Stated goal:
Using the listing below, extract each line that has the word "chevron" in it.

Information given:
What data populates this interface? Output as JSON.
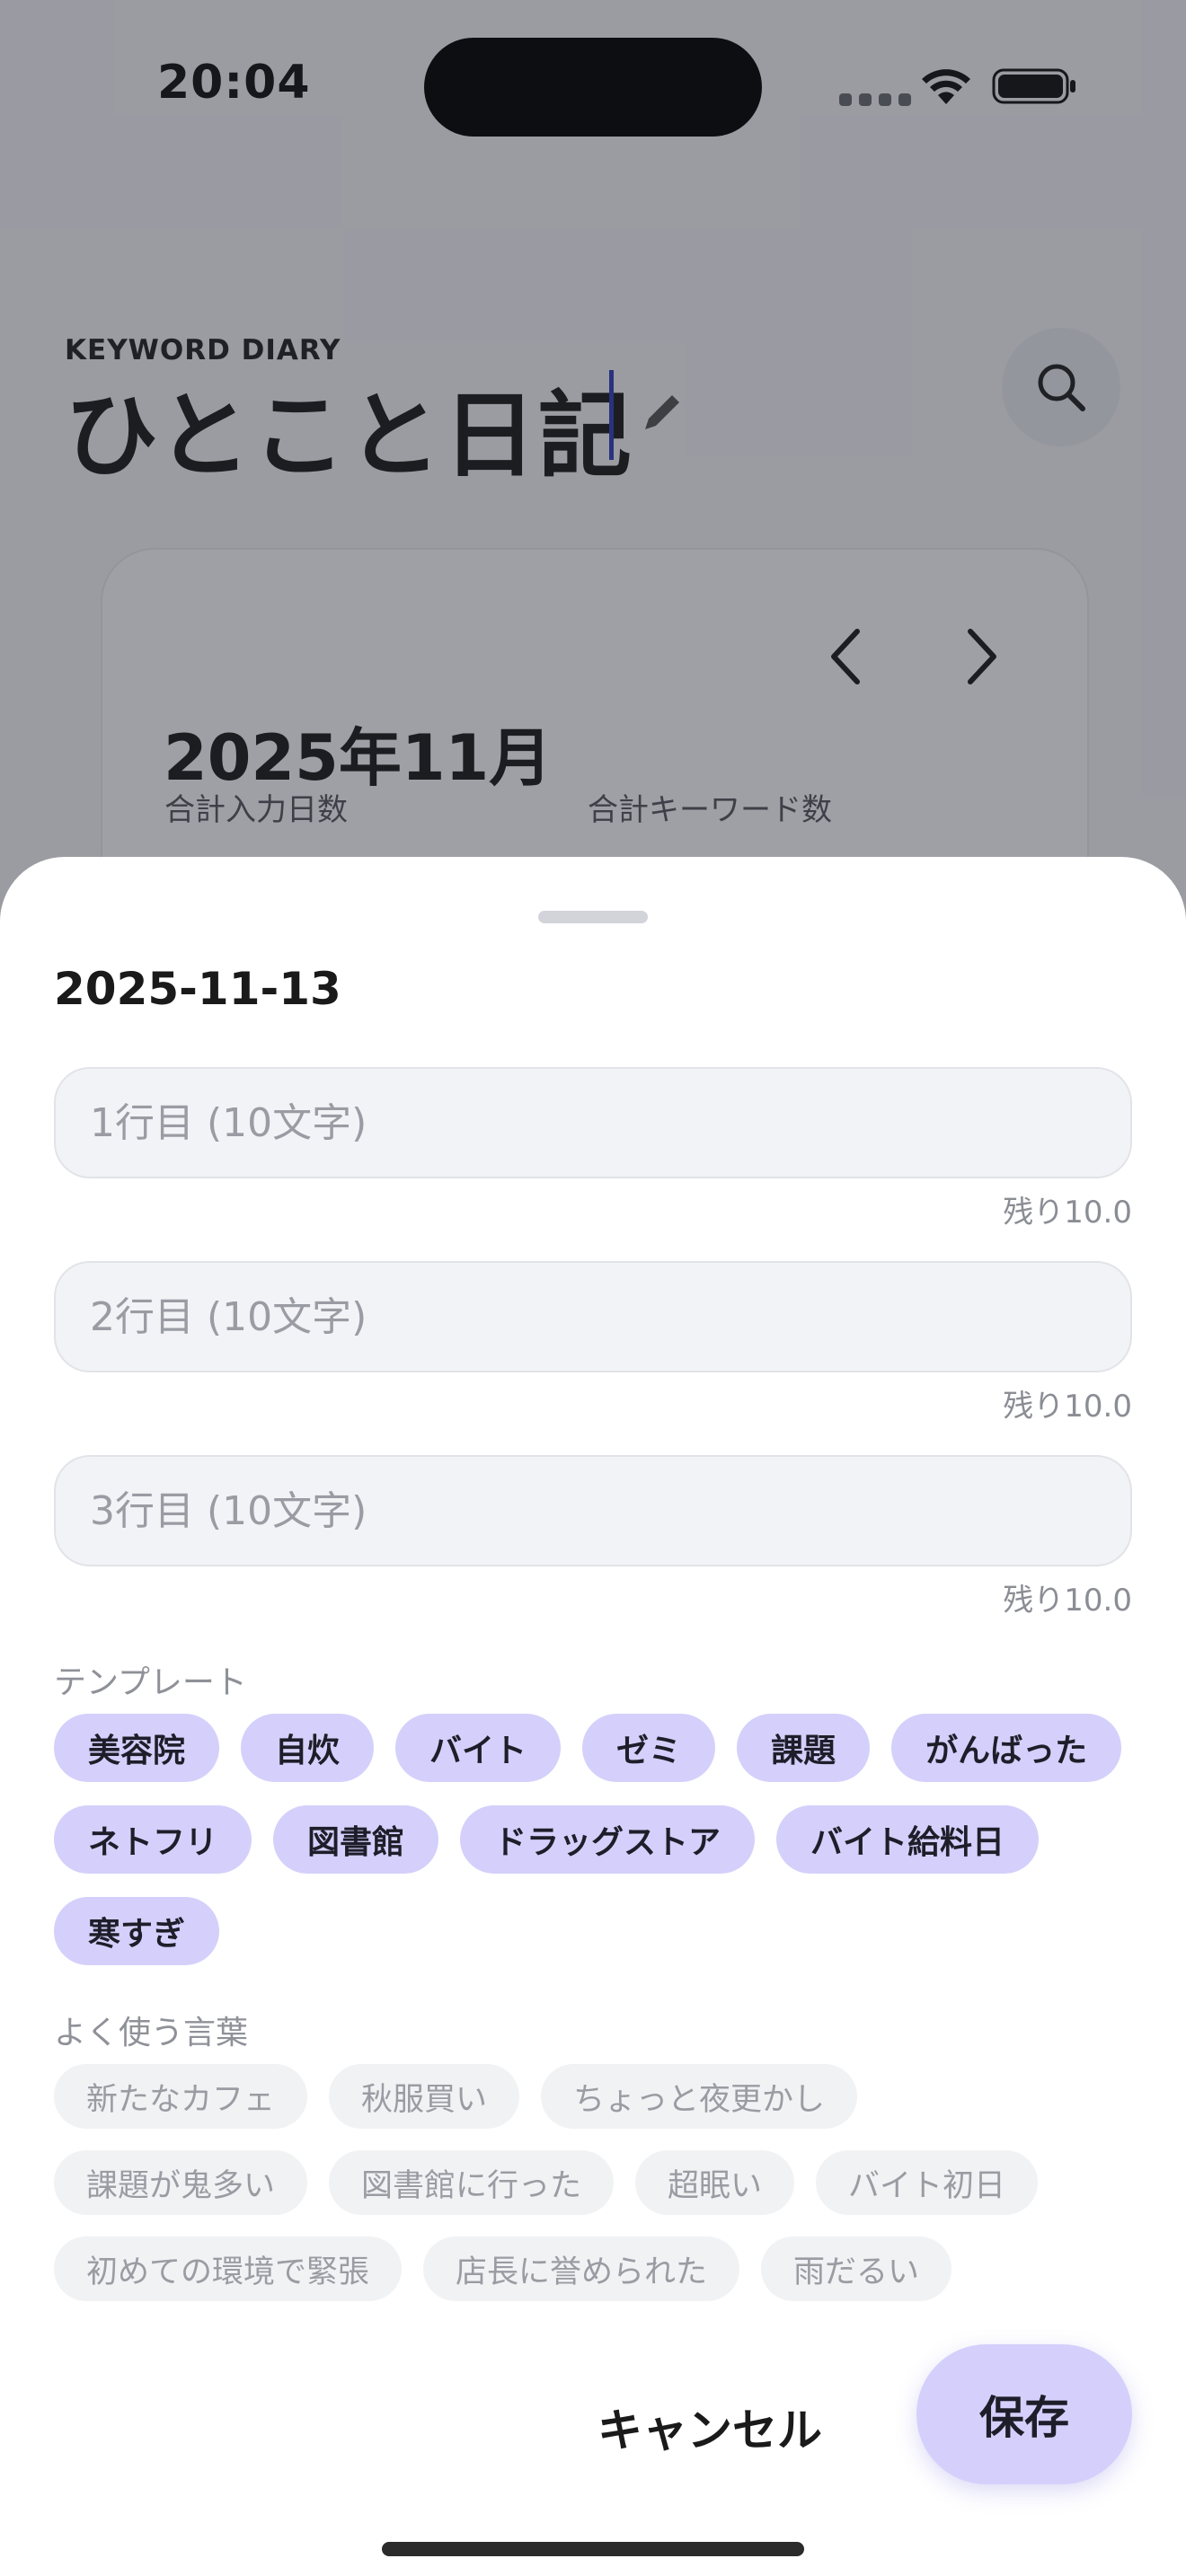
{
  "status_bar": {
    "time": "20:04"
  },
  "header": {
    "subtitle": "KEYWORD DIARY",
    "title": "ひとこと日記"
  },
  "calendar": {
    "month": "2025年11月",
    "stats": [
      "合計入力日数",
      "合計キーワード数"
    ]
  },
  "sheet": {
    "date": "2025-11-13",
    "inputs": [
      {
        "placeholder": "1行目 (10文字)",
        "value": "",
        "remaining": "残り10.0"
      },
      {
        "placeholder": "2行目 (10文字)",
        "value": "",
        "remaining": "残り10.0"
      },
      {
        "placeholder": "3行目 (10文字)",
        "value": "",
        "remaining": "残り10.0"
      }
    ],
    "templates_label": "テンプレート",
    "templates": [
      "美容院",
      "自炊",
      "バイト",
      "ゼミ",
      "課題",
      "がんばった",
      "ネトフリ",
      "図書館",
      "ドラッグストア",
      "バイト給料日",
      "寒すぎ"
    ],
    "frequent_label": "よく使う言葉",
    "frequent_words": [
      "新たなカフェ",
      "秋服買い",
      "ちょっと夜更かし",
      "課題が鬼多い",
      "図書館に行った",
      "超眠い",
      "バイト初日",
      "初めての環境で緊張",
      "店長に誉められた",
      "雨だるい"
    ],
    "cancel_label": "キャンセル",
    "save_label": "保存"
  },
  "colors": {
    "accent_chip": "#d4d0fb",
    "word_chip": "#f1f2f4",
    "caret": "#2f3fb8"
  },
  "icons": {
    "edit": "pencil-icon",
    "search": "search-icon",
    "prev": "chevron-left-icon",
    "next": "chevron-right-icon"
  }
}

Solved exercise:
    "prev": "chevron-left-icon",
    "next": "chevron-right-icon"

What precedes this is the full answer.